**What you are asked to do**
Give the number of lines below that contain "sobresselente", with no other output.

(Stored data entries)
START

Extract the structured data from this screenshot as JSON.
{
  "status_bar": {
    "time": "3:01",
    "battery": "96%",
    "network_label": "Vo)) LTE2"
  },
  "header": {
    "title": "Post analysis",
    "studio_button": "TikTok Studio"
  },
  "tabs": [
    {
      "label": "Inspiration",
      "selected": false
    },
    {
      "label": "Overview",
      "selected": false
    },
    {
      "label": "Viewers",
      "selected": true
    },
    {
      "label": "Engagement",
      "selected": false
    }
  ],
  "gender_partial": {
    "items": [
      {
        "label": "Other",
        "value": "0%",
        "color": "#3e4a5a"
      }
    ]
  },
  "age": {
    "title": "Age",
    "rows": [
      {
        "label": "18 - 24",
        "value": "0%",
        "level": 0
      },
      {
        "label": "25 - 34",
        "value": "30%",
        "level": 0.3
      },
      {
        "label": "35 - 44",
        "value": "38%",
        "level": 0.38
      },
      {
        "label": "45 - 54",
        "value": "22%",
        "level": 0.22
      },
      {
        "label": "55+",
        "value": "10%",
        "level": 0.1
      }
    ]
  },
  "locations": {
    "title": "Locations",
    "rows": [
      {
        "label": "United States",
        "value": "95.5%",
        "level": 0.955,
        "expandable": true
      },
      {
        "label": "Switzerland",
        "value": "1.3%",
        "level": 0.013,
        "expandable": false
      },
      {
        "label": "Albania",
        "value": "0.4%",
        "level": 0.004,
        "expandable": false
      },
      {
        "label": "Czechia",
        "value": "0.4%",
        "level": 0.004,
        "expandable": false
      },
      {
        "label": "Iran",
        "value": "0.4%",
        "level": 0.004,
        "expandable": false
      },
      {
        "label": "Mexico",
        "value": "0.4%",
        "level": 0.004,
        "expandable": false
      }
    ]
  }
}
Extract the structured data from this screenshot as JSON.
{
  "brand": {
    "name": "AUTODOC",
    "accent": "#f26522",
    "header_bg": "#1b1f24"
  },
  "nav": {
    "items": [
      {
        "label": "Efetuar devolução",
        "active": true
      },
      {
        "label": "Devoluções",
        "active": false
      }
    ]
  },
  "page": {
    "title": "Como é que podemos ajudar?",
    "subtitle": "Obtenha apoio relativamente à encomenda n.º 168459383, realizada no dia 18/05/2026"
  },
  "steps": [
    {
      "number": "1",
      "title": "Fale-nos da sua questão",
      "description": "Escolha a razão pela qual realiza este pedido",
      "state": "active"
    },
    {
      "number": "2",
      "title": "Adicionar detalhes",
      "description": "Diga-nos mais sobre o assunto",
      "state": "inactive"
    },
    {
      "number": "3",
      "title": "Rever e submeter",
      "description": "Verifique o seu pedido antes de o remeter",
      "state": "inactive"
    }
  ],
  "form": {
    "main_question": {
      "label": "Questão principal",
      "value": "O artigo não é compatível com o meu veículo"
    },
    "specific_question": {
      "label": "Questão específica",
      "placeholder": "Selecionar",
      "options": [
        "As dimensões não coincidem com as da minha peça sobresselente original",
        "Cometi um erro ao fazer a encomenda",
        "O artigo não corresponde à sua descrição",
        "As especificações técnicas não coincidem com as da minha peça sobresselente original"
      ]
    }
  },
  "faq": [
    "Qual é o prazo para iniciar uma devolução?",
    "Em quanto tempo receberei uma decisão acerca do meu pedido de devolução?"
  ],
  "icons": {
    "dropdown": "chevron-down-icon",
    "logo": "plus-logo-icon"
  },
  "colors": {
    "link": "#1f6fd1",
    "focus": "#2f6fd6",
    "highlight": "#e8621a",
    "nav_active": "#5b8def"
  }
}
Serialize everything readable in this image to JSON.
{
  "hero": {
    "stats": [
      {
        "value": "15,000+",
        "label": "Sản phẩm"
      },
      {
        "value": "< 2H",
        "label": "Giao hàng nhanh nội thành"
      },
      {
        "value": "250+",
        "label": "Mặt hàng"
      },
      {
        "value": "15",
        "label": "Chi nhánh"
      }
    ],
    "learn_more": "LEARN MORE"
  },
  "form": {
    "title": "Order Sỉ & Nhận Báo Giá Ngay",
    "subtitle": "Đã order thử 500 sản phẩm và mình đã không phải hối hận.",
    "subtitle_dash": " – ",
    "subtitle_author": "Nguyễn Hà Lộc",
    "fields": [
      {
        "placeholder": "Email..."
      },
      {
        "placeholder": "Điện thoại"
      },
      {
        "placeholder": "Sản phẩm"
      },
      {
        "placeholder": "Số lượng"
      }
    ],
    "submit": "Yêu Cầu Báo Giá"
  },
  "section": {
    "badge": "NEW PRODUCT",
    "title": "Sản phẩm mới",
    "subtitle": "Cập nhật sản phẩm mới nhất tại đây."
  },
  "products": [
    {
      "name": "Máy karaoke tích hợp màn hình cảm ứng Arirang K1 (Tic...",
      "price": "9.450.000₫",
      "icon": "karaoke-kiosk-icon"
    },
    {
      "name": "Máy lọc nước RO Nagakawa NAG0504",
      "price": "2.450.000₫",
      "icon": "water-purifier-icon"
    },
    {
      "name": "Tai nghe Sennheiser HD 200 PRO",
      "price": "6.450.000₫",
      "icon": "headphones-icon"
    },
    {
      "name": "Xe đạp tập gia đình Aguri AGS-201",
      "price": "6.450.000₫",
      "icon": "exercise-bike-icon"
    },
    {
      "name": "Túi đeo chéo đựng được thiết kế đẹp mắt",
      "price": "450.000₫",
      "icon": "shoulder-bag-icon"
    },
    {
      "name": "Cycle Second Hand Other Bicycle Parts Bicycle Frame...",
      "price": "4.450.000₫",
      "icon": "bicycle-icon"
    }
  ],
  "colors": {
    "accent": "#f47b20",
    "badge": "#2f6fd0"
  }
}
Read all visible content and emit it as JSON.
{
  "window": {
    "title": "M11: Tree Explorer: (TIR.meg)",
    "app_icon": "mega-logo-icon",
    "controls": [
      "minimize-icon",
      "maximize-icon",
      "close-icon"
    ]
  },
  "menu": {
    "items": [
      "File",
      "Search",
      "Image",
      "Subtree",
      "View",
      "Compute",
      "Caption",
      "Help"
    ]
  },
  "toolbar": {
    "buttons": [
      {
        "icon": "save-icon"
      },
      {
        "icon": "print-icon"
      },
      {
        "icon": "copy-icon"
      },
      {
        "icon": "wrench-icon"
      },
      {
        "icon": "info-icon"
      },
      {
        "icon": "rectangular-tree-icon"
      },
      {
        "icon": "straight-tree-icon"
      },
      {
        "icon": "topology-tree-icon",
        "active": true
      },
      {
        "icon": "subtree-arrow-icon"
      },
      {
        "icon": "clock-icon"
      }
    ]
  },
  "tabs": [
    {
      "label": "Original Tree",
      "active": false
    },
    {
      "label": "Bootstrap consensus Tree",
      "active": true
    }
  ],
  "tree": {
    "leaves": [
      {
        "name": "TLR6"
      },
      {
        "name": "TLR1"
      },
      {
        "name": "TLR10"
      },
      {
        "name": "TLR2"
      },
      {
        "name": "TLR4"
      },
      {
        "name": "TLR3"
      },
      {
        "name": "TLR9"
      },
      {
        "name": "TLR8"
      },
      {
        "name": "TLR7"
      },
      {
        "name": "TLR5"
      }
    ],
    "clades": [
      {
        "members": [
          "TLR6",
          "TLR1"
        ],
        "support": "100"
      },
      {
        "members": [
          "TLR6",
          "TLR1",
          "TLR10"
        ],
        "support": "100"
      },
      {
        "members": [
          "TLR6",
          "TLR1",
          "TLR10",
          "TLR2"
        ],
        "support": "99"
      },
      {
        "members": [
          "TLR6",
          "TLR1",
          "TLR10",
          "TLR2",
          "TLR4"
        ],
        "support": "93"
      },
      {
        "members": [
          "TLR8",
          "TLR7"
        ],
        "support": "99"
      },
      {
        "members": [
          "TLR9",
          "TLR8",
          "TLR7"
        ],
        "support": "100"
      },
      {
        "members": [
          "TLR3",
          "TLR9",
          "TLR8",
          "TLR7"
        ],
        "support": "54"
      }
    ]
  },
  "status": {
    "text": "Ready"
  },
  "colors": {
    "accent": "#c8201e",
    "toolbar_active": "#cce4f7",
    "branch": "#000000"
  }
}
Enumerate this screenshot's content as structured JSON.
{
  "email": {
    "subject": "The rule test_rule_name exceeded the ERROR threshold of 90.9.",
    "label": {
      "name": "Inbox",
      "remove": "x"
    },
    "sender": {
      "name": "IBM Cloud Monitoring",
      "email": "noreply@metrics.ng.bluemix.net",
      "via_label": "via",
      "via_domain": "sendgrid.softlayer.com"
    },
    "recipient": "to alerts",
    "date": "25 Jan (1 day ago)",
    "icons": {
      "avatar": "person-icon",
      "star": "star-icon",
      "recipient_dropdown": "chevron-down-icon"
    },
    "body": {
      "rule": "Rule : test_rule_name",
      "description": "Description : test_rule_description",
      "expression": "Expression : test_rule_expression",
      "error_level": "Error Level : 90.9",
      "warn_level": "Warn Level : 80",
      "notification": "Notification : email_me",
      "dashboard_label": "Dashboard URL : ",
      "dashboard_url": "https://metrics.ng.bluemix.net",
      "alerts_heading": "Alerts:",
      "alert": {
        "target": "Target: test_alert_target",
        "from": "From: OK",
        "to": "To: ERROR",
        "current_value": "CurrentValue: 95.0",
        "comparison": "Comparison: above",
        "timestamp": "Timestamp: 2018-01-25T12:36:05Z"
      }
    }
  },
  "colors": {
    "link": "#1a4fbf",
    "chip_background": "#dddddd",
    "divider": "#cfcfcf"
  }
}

END

**Correct output**
2